* [Exercise description]:
Write the next part of the passage on warmed intravenous fluid preload versus forced air-warming for shivering during cesarean section under spinal anesthesia, picking up right after its final sentence.

* [Text for analysis]:
Unlike forced air-warming, warming intravenous fluids during elective cesarean section does not disturb the operation. Workhoven [
10] reported that warming intravenous fluids reduced the incidence and severity of shivering without significantly affecting temperature. But, Woolnough et al. [
11] showed that prewarmed fluids did not affect shivering. So, we studied the effect of preoperative warmed fluid preload on incidence of shivering during cesarean section under spinal anesthesia in this study. We used 37-38℃ warmed fluid at the distal end and there were no complications like vessel injury in this temperature [
11]. Our results suggest that preoperative warmed fluid preload was as efficient as using forced air-warming and similarly reduced maternal hypothermia and shivering. The difference between two methods was that the arm temperature was higher in forced air-warming group than the warmed fluid group. Therefore, we suggest that although there are different mechanisms for reducing hypothermia between two methods, the decrease of core temperature and the incidence of shivering were similar in patients of both groups during cesarean section under spinal anesthesia.

* [Data for analysis]:
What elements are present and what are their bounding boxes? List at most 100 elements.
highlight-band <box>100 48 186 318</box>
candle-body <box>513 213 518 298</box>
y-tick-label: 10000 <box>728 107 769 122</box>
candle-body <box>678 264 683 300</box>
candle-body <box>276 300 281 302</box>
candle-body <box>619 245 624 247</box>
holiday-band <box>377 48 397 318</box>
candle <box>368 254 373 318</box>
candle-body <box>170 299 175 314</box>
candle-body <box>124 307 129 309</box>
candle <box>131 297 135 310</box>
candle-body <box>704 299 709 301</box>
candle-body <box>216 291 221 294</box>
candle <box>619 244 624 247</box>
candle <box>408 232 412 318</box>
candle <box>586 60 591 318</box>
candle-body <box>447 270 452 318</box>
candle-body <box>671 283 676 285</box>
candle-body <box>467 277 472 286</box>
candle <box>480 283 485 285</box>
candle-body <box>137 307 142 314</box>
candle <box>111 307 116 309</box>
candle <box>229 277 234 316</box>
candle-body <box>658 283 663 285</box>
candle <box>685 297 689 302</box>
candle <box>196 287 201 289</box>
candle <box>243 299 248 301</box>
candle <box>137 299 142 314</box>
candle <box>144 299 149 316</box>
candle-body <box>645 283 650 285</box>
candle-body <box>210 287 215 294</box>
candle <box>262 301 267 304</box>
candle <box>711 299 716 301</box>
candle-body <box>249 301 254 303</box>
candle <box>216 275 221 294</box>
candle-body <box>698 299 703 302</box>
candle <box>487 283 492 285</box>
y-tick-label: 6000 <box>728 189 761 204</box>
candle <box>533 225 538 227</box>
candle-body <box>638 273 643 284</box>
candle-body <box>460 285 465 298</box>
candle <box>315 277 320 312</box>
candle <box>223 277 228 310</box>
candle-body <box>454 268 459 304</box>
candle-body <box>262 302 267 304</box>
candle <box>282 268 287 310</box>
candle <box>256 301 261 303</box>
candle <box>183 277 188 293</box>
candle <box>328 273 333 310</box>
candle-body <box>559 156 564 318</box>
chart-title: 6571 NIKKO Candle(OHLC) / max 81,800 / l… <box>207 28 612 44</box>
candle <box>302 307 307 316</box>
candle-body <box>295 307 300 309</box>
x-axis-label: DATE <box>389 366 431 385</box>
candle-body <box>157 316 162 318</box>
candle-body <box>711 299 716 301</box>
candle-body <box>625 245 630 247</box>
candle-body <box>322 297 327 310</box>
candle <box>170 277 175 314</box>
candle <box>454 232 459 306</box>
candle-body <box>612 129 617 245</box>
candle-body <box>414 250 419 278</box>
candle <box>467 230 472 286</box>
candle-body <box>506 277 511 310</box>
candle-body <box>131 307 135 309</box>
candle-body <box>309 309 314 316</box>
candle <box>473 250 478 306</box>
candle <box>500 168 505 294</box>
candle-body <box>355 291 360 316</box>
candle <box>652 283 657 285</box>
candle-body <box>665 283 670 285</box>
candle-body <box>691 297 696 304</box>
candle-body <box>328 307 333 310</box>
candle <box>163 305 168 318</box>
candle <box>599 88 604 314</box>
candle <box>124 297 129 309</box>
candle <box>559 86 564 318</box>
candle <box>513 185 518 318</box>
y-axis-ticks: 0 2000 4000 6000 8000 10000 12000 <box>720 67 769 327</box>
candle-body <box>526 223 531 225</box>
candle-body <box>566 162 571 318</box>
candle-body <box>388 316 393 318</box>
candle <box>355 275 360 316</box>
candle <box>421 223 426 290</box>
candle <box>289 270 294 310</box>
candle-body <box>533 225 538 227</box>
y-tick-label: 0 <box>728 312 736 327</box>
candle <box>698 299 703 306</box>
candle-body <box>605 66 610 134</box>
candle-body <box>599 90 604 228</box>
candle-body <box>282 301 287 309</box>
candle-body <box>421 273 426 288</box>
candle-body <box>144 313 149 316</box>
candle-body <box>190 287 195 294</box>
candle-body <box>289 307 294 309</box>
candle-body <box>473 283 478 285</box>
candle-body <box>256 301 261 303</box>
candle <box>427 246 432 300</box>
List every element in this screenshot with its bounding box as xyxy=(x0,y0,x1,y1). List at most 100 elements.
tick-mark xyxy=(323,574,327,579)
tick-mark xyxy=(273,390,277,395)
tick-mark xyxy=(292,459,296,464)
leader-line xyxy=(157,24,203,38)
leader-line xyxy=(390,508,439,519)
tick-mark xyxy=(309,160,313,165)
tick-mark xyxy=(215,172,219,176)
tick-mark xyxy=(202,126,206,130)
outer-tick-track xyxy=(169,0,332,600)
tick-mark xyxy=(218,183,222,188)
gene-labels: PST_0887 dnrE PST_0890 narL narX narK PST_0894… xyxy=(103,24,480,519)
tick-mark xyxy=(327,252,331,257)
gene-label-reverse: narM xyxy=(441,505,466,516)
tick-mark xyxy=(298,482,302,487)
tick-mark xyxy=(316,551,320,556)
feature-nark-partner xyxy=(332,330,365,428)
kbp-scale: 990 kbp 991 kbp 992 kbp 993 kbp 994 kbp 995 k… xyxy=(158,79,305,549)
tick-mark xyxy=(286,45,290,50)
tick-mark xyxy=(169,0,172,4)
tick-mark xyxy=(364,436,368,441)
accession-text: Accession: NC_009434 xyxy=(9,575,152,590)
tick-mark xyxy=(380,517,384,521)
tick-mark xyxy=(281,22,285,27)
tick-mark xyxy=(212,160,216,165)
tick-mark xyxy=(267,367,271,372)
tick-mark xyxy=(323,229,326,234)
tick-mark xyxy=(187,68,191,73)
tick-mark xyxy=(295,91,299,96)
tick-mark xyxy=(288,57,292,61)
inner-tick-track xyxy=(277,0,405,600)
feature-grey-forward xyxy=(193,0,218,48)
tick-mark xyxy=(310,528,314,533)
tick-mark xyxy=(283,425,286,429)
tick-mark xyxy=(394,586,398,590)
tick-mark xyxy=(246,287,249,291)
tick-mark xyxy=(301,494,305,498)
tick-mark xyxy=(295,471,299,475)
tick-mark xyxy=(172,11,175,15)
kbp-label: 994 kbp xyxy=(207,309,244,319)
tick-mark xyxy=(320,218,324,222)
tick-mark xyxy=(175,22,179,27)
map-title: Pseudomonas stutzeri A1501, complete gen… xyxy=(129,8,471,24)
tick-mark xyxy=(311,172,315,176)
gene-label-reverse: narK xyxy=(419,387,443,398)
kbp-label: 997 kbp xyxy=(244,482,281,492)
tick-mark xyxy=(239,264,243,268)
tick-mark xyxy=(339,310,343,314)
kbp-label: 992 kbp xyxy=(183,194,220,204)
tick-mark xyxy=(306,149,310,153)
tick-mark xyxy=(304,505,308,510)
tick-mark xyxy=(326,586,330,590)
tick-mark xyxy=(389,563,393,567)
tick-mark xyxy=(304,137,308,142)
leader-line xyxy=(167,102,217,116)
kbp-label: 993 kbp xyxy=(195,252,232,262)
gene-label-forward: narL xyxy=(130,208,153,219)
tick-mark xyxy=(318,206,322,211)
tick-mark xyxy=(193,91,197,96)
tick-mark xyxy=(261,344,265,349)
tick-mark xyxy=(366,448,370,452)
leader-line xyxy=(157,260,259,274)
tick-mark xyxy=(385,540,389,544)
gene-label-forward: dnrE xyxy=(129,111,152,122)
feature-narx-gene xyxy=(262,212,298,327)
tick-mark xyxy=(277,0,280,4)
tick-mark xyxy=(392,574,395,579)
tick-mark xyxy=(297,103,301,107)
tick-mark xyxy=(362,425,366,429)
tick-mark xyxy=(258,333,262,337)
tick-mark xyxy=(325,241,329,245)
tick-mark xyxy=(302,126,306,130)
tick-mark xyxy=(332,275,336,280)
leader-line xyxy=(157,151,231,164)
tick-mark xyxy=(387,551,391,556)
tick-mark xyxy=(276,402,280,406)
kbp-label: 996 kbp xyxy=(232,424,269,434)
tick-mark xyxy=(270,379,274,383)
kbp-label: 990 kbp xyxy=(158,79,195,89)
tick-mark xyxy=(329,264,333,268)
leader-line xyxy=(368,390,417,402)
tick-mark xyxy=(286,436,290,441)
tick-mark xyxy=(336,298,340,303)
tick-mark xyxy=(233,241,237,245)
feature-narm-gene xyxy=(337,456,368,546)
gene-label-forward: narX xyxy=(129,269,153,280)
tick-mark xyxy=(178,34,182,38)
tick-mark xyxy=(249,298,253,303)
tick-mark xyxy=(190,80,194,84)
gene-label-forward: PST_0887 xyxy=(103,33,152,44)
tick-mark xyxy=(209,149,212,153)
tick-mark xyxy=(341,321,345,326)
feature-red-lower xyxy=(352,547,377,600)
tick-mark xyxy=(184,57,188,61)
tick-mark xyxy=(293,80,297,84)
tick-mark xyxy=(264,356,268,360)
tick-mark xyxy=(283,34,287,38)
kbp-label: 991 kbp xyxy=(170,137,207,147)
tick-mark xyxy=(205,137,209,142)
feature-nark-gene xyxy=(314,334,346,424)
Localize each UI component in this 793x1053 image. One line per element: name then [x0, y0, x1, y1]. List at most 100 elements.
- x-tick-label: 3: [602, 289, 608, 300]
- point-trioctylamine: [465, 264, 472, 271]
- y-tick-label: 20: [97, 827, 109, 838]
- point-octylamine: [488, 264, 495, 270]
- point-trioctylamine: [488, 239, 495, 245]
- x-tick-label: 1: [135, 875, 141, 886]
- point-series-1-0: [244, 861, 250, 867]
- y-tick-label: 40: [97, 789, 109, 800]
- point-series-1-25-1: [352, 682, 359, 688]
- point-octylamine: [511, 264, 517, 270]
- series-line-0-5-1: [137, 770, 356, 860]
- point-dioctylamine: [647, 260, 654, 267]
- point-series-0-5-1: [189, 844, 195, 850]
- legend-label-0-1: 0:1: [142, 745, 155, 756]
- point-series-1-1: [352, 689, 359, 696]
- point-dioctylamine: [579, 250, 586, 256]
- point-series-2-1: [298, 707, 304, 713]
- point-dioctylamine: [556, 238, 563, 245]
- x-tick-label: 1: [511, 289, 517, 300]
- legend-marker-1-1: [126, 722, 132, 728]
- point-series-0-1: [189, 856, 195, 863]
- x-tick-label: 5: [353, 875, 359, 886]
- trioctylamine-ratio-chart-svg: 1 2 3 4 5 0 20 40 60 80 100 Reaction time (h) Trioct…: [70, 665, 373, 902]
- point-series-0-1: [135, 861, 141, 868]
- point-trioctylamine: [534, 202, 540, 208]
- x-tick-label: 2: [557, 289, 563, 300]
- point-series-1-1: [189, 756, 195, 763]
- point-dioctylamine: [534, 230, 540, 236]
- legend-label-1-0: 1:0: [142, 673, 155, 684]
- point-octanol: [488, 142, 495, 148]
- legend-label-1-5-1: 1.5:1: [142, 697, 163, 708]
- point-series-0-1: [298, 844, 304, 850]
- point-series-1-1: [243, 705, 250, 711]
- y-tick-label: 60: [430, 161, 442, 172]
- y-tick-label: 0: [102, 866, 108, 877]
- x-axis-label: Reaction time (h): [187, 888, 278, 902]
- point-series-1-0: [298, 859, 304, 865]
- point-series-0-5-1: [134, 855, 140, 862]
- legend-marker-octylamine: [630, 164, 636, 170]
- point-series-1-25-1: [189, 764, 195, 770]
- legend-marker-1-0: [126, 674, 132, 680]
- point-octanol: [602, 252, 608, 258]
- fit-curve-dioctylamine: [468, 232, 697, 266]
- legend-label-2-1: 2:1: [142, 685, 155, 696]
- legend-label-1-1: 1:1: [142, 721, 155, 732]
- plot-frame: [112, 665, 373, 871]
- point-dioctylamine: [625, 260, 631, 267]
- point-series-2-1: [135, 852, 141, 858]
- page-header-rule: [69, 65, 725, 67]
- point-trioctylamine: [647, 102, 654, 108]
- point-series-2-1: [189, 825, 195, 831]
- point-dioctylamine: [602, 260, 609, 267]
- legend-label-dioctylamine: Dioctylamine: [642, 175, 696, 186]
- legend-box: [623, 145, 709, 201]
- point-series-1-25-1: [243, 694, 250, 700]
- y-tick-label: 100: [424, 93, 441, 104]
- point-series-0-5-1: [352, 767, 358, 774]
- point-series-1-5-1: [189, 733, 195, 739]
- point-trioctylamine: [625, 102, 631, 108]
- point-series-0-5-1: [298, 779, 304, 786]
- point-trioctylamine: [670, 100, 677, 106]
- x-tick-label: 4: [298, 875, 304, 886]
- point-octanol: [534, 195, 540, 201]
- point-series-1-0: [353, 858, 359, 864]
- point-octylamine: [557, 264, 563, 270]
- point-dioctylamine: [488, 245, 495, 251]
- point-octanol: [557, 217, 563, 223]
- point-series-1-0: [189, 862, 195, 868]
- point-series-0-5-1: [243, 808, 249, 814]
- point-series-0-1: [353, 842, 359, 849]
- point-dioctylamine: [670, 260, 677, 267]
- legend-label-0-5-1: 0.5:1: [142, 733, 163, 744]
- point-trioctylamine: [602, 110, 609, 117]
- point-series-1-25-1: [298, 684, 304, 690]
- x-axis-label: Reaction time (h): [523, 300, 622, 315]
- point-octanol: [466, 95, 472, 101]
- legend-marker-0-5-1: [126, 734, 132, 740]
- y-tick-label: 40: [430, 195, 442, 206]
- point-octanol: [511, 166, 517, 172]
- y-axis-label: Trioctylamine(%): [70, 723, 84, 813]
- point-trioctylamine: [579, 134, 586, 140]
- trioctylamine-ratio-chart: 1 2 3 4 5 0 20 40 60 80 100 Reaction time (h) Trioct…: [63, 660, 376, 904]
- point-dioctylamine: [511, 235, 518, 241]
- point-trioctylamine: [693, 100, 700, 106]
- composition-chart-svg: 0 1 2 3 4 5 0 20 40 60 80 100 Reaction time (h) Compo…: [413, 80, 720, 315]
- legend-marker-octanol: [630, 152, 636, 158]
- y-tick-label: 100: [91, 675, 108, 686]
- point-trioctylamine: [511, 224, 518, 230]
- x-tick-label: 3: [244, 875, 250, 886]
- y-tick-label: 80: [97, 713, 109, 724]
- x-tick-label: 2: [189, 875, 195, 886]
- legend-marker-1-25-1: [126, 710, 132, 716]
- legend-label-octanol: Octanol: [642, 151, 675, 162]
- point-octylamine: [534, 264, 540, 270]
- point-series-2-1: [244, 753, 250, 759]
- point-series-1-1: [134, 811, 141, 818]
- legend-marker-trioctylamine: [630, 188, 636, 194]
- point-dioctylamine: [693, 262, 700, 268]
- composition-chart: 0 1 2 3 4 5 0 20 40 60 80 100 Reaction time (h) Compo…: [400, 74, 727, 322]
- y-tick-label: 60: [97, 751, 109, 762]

* [Solved exercise]:
Previous studies have shown that intraoperative maternal forced air-warming is not beneficial in improving umbilical vein pH and Apgar score of the infants after birth [
23,
25]. But, Horn et al. [
12] reported that preoperative forced air-warming combined with intraoperative warming improved the umbilical vein pH and rectal temperatures of the newborns without difference of Apgar score. In this study, we confirmed that only 15 min prewarming using forced air-warming or warmed fluid did not improve newborn outcomes. We guessed that 15 min prewarming was an insufficient period to influence the infants after birth. Maternal hypothermia is likely to develop more rapidly during spinal anesthesia than epidural anesthesia. But, the intensity of shivering was reduced during spinal anesthesia, and the shivering threshold was significantly less during spinal anesthesia than epidural anesthesia because thermoregulation is known to be impaired more by spinal anesthesia than by epidural anesthesia [
26]. In addition, extensive spinal block impairs central thermoregulatory control more than less extensive block. That is, reduction in the shivering threshold is proportional to spinal block height [
27]. Especially, during cesarean section under spinal anesthesia, a patient requires an extensive spinal block over the T4 level, but the duration of spinal anesthesia is not long because of the use of a small dose of hyperbaric bupivacaine. Therefore, although the shivering threshold is reduced, maternal hypothermia keeps developing during cesarean section and then the shivering occurs after 45 or 60 min of spinal anesthesia.
Interestingly, Szmuk et al. [
28] reported that regidual spinal anesthesia, which maintained lower body vasodilation, significantly increased the rate of core rewarming. Vasodilation facilitates core rewarming in patients after operation with residual lower body sympathetic blocks. We suggest that residual vasodilation in patients after cesarean section under spinal anesthesia will facilitate the core rewarming and the incidence of shivering will decrease if rewarming using forced air-warming is applied immediately after cesarean section.
In summary, preoperative forced air-warming and warmed fluid prevented maternal core hypothermia and reduces maternal shivering in patients during cesarean section under spinal anesthesia. Those two warming methods are not effective enough to improve newborn outcome and maternal thermal comfort.